### WHAT NEEDS TO BE DONE:
Pick out every line that holds the string "Počet" and copy it.

==== RECORD LIST

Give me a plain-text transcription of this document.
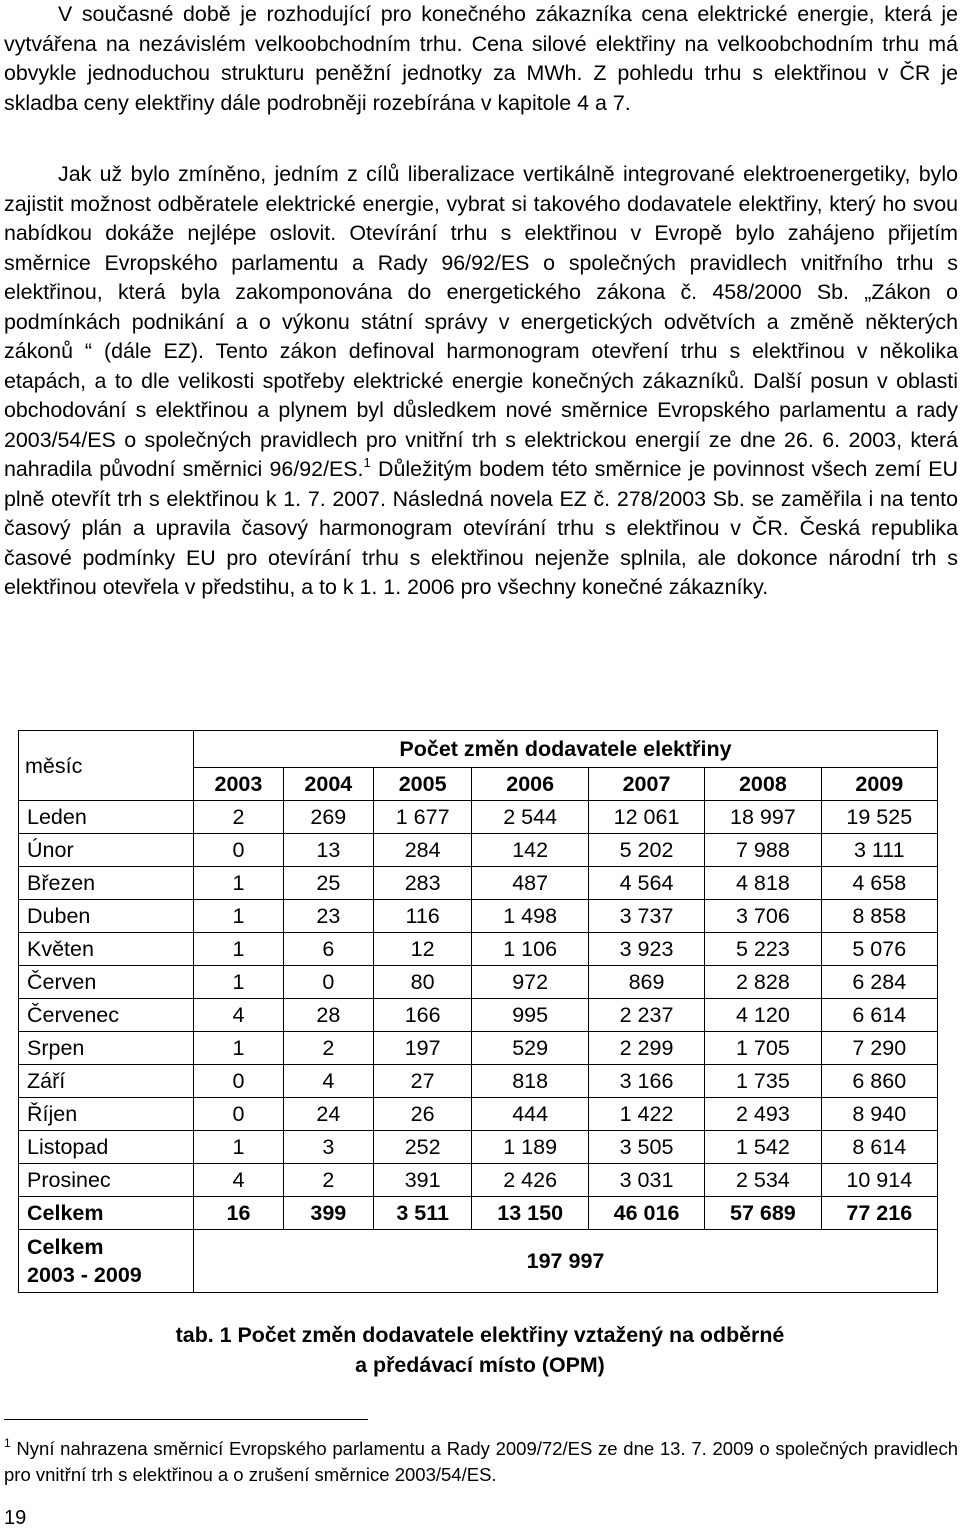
V současné době je rozhodující pro konečného zákazníka cena elektrické energie, která je vytvářena na nezávislém velkoobchodním trhu. Cena silové elektřiny na velkoobchodním trhu má obvykle jednoduchou strukturu peněžní jednotky za MWh. Z pohledu trhu s elektřinou v ČR je skladba ceny elektřiny dále podrobněji rozebírána v kapitole 4 a 7.

Jak už bylo zmíněno, jedním z cílů liberalizace vertikálně integrované elektroenergetiky, bylo zajistit možnost odběratele elektrické energie, vybrat si takového dodavatele elektřiny, který ho svou nabídkou dokáže nejlépe oslovit. Otevírání trhu s elektřinou v Evropě bylo zahájeno přijetím směrnice Evropského parlamentu a Rady 96/92/ES o společných pravidlech vnitřního trhu s elektřinou, která byla zakomponována do energetického zákona č. 458/2000 Sb. „Zákon o podmínkách podnikání a o výkonu státní správy v energetických odvětvích a změně některých zákonů “ (dále EZ). Tento zákon definoval harmonogram otevření trhu s elektřinou v několika etapách, a to dle velikosti spotřeby elektrické energie konečných zákazníků. Další posun v oblasti obchodování s elektřinou a plynem byl důsledkem nové směrnice Evropského parlamentu a rady 2003/54/ES o společných pravidlech pro vnitřní trh s elektrickou energií ze dne 26. 6. 2003, která nahradila původní směrnici 96/92/ES.$^1$ Důležitým bodem této směrnice je povinnost všech zemí EU plně otevřít trh s elektřinou k 1. 7. 2007. Následná novela EZ č. 278/2003 Sb. se zaměřila i na tento časový plán a upravila časový harmonogram otevírání trhu s elektřinou v ČR. Česká republika časové podmínky EU pro otevírání trhu s elektřinou nejenže splnila, ale dokonce národní trh s elektřinou otevřela v předstihu, a to k 1. 1. 2006 pro všechny konečné zákazníky.

měsíc	Počet změn dodavatele elektřiny						
	2003	2004	2005	2006	2007	2008	2009
Leden	2	269	1 677	2 544	12 061	18 997	19 525
Únor	0	13	284	142	5 202	7 988	3 111
Březen	1	25	283	487	4 564	4 818	4 658
Duben	1	23	116	1 498	3 737	3 706	8 858
Květen	1	6	12	1 106	3 923	5 223	5 076
Červen	1	0	80	972	869	2 828	6 284
Červenec	4	28	166	995	2 237	4 120	6 614
Srpen	1	2	197	529	2 299	1 705	7 290
Září	0	4	27	818	3 166	1 735	6 860
Říjen	0	24	26	444	1 422	2 493	8 940
Listopad	1	3	252	1 189	3 505	1 542	8 614
Prosinec	4	2	391	2 426	3 031	2 534	10 914
Celkem	16	399	3 511	13 150	46 016	57 689	77 216

Celkem
2003 - 2009	197 997						
tab. 1 Počet změn dodavatele elektřiny vztažený na odběrné
a předávací místo (OPM)

$^1$ Nyní nahrazena směrnicí Evropského parlamentu a Rady 2009/72/ES ze dne 13. 7. 2009 o společných pravidlech pro vnitřní trh s elektřinou a o zrušení směrnice 2003/54/ES.

19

========

### COMPLETED EXERCISE:
měsíc	Počet změn dodavatele elektřiny						
tab. 1 Počet změn dodavatele elektřiny vztažený na odběrné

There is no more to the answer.